• _EXCERPTED RECORDS_:
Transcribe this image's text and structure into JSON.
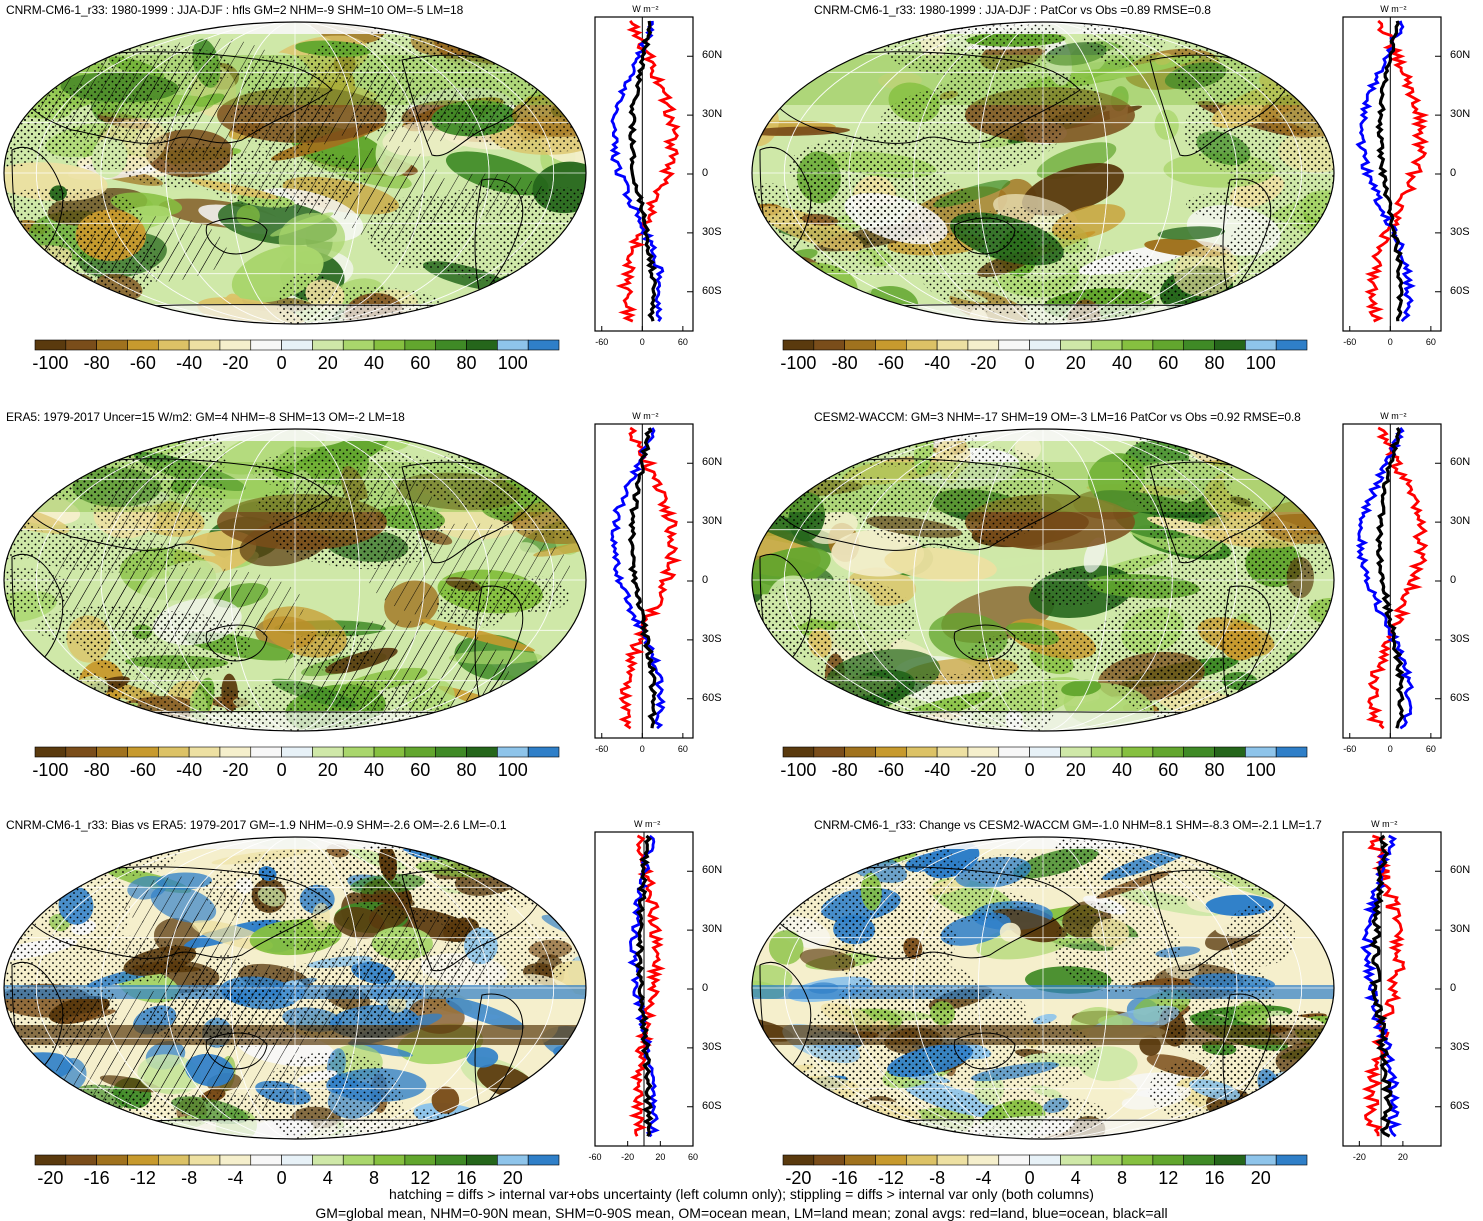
{
  "panels": [
    {
      "title": "CNRM-CM6-1_r33: 1980-1999 : JJA-DJF : hfls GM=2 NHM=-9 SHM=10 OM=-5 LM=18",
      "cbar_ticks": [
        "-100",
        "-80",
        "-60",
        "-40",
        "-20",
        "0",
        "20",
        "40",
        "60",
        "80",
        "100"
      ],
      "zonal_xticks": [
        "-60",
        "0",
        "60"
      ],
      "zonal_xvalues": [
        -60,
        0,
        60
      ],
      "zonal_xlim": [
        -70,
        75
      ],
      "hatched": true,
      "kind": "mean"
    },
    {
      "title": "CNRM-CM6-1_r33: 1980-1999 : JJA-DJF : PatCor vs Obs =0.89 RMSE=0.8",
      "cbar_ticks": [
        "-100",
        "-80",
        "-60",
        "-40",
        "-20",
        "0",
        "20",
        "40",
        "60",
        "80",
        "100"
      ],
      "zonal_xticks": [
        "-60",
        "0",
        "60"
      ],
      "zonal_xvalues": [
        -60,
        0,
        60
      ],
      "zonal_xlim": [
        -70,
        75
      ],
      "hatched": false,
      "kind": "mean"
    },
    {
      "title": "ERA5: 1979-2017 Uncer=15 W/m2: GM=4 NHM=-8 SHM=13 OM=-2 LM=18",
      "cbar_ticks": [
        "-100",
        "-80",
        "-60",
        "-40",
        "-20",
        "0",
        "20",
        "40",
        "60",
        "80",
        "100"
      ],
      "zonal_xticks": [
        "-60",
        "0",
        "60"
      ],
      "zonal_xvalues": [
        -60,
        0,
        60
      ],
      "zonal_xlim": [
        -70,
        75
      ],
      "hatched": true,
      "kind": "mean"
    },
    {
      "title": "CESM2-WACCM: GM=3 NHM=-17 SHM=19 OM=-3 LM=16 PatCor vs Obs =0.92 RMSE=0.8",
      "cbar_ticks": [
        "-100",
        "-80",
        "-60",
        "-40",
        "-20",
        "0",
        "20",
        "40",
        "60",
        "80",
        "100"
      ],
      "zonal_xticks": [
        "-60",
        "0",
        "60"
      ],
      "zonal_xvalues": [
        -60,
        0,
        60
      ],
      "zonal_xlim": [
        -70,
        75
      ],
      "hatched": false,
      "kind": "mean"
    },
    {
      "title": "CNRM-CM6-1_r33: Bias vs ERA5: 1979-2017 GM=-1.9 NHM=-0.9 SHM=-2.6 OM=-2.6 LM=-0.1",
      "cbar_ticks": [
        "-20",
        "-16",
        "-12",
        "-8",
        "-4",
        "0",
        "4",
        "8",
        "12",
        "16",
        "20"
      ],
      "zonal_xticks": [
        "-60",
        "-20",
        "20",
        "60"
      ],
      "zonal_xvalues": [
        -60,
        -20,
        20,
        60
      ],
      "zonal_xlim": [
        -60,
        60
      ],
      "hatched": true,
      "kind": "diff"
    },
    {
      "title": "CNRM-CM6-1_r33: Change vs CESM2-WACCM GM=-1.0 NHM=8.1 SHM=-8.3 OM=-2.1 LM=1.7",
      "cbar_ticks": [
        "-20",
        "-16",
        "-12",
        "-8",
        "-4",
        "0",
        "4",
        "8",
        "12",
        "16",
        "20"
      ],
      "zonal_xticks": [
        "-20",
        "20"
      ],
      "zonal_xvalues": [
        -20,
        20
      ],
      "zonal_xlim": [
        -35,
        55
      ],
      "hatched": false,
      "kind": "diff"
    }
  ],
  "zonal_unit": "W m⁻²",
  "lat_labels": [
    "60N",
    "30N",
    "0",
    "30S",
    "60S"
  ],
  "lat_values": [
    60,
    30,
    0,
    -30,
    -60
  ],
  "cbar_colors": [
    "#5a3a0e",
    "#7a4d1a",
    "#a0721e",
    "#c79a2e",
    "#dcc266",
    "#ede0a2",
    "#f5efcc",
    "#f7f7f7",
    "#e7f1f7",
    "#cfe8a8",
    "#a9d66c",
    "#86c040",
    "#62a62e",
    "#3f8a26",
    "#25661b",
    "#8ec4ea",
    "#2f7fc8"
  ],
  "legend_colors": {
    "land": "#ff0000",
    "ocean": "#0000ff",
    "all": "#000000"
  },
  "footer": [
    "hatching = diffs > internal var+obs uncertainty (left column only); stippling = diffs > internal var only (both columns)",
    "GM=global mean, NHM=0-90N mean, SHM=0-90S mean, OM=ocean mean, LM=land mean; zonal avgs: red=land, blue=ocean, black=all"
  ]
}
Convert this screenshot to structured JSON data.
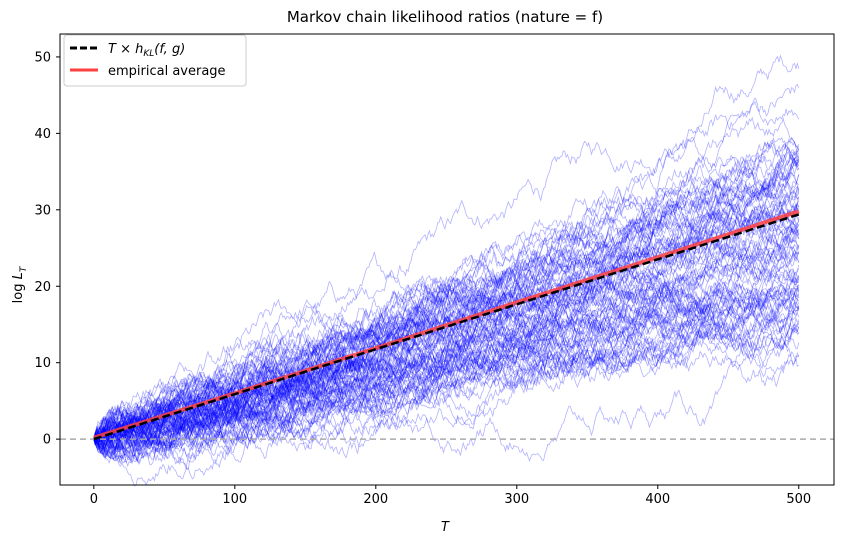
{
  "chart_data": {
    "type": "line",
    "title": "Markov chain likelihood ratios (nature = f)",
    "xlabel": "T",
    "ylabel": "log L_T",
    "xlim": [
      -24,
      525
    ],
    "ylim": [
      -6,
      53
    ],
    "x_ticks": [
      0,
      100,
      200,
      300,
      400,
      500
    ],
    "y_ticks": [
      0,
      10,
      20,
      30,
      40,
      50
    ],
    "x_tick_labels": [
      "0",
      "100",
      "200",
      "300",
      "400",
      "500"
    ],
    "y_tick_labels": [
      "0",
      "10",
      "20",
      "30",
      "40",
      "50"
    ],
    "grid": false,
    "legend_position": "top-left",
    "reference_line": {
      "y": 0,
      "style": "dashed",
      "color": "#aaaaaa"
    },
    "simulation_paths": {
      "count": 100,
      "color": "#0000ff",
      "opacity": 0.3,
      "T_max": 500,
      "final_values_sample": [
        50,
        45,
        42,
        38,
        37,
        35,
        34,
        33,
        32,
        31,
        30,
        29,
        28,
        27,
        26,
        25,
        24,
        23,
        22,
        21,
        20,
        19,
        18,
        17,
        16,
        15,
        14,
        5
      ]
    },
    "series": [
      {
        "name": "T × h_KL(f, g)",
        "style": "dashed",
        "color": "#000000",
        "x": [
          0,
          500
        ],
        "y": [
          0,
          29.4
        ]
      },
      {
        "name": "empirical average",
        "style": "solid",
        "color": "#ff4040",
        "x": [
          0,
          100,
          200,
          300,
          400,
          500
        ],
        "y": [
          0.2,
          6.0,
          11.9,
          17.9,
          23.8,
          29.8
        ]
      }
    ],
    "legend": {
      "entries": [
        {
          "label_main": "T × h",
          "label_sub": "KL",
          "label_args": "(f, g)",
          "color": "#000000",
          "style": "dashed"
        },
        {
          "label_main": "empirical average",
          "color": "#ff4040",
          "style": "solid"
        }
      ]
    }
  }
}
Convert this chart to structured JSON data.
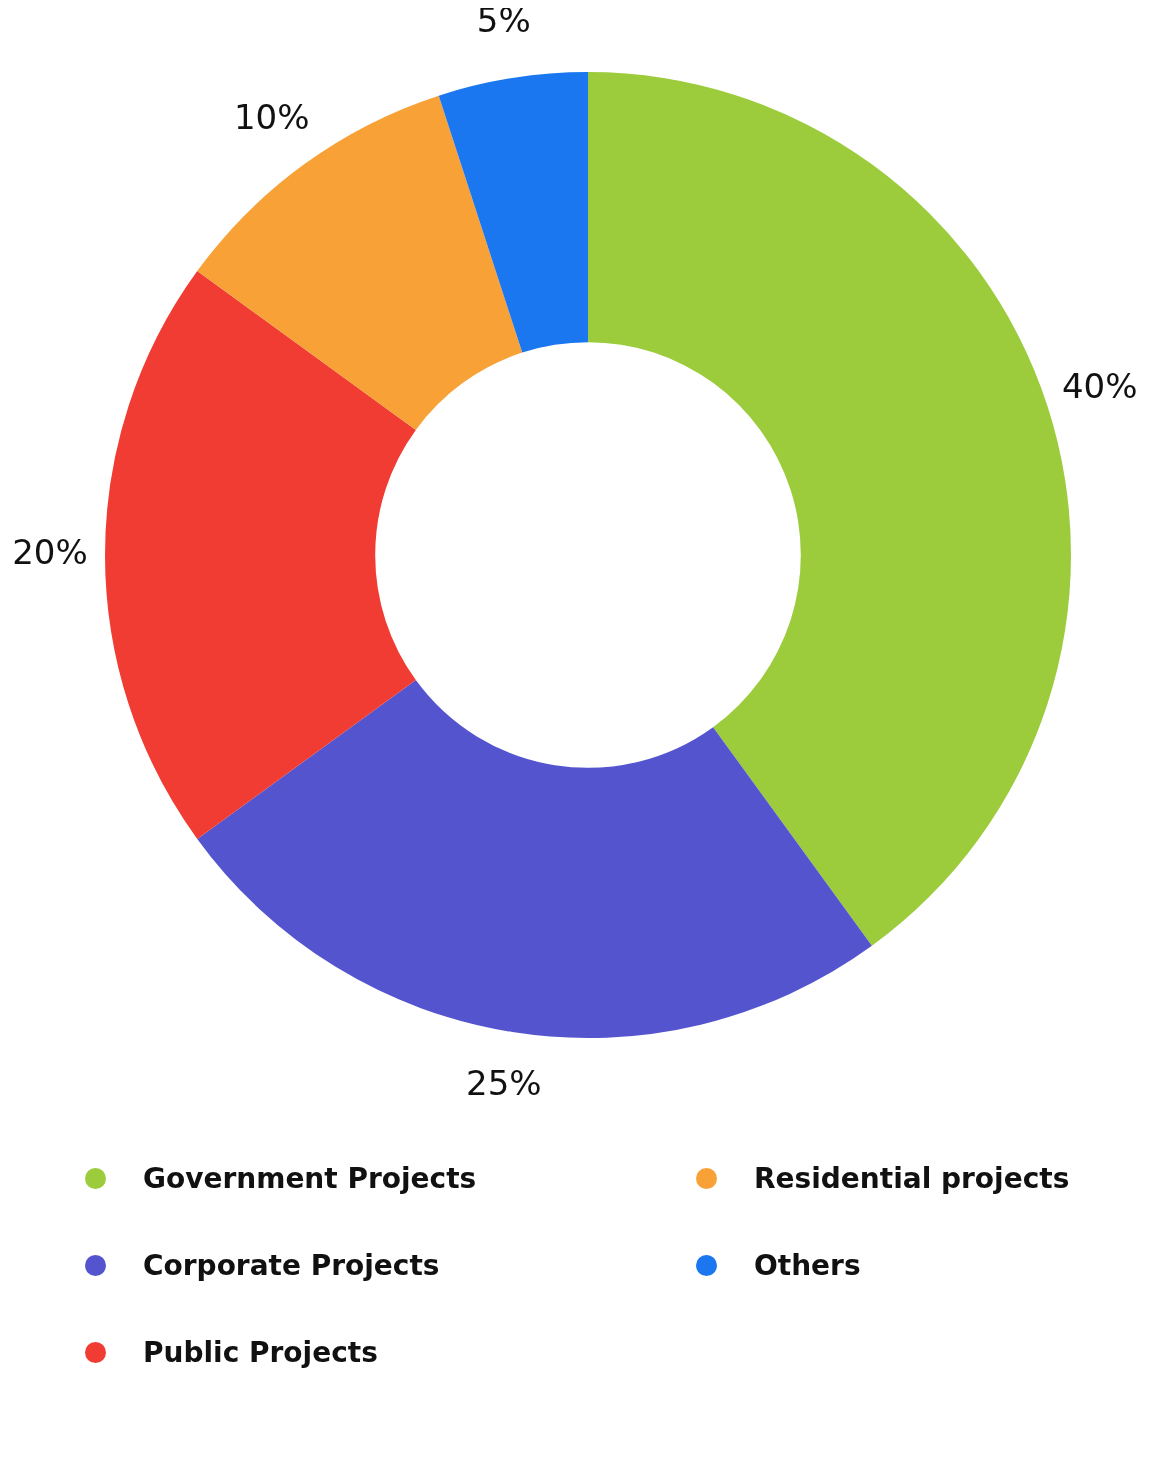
{
  "chart_data": {
    "type": "donut",
    "categories": [
      "Government Projects",
      "Corporate Projects",
      "Public Projects",
      "Residential projects",
      "Others"
    ],
    "values": [
      40,
      25,
      20,
      10,
      5
    ],
    "colors": [
      "#9ccc3c",
      "#5454cf",
      "#f03c32",
      "#f8a136",
      "#1a77ef"
    ],
    "value_labels": [
      "40%",
      "25%",
      "20%",
      "10%",
      "5%"
    ],
    "legend": "bottom"
  }
}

• _TASK DIRECTIONS_: From the data above, copy each line where the string "dashed" appears.

• _SOLUTION FOR THIS PROBLEM_:
      "style": "dashed",
        "style": "dashed",
          "style": "dashed"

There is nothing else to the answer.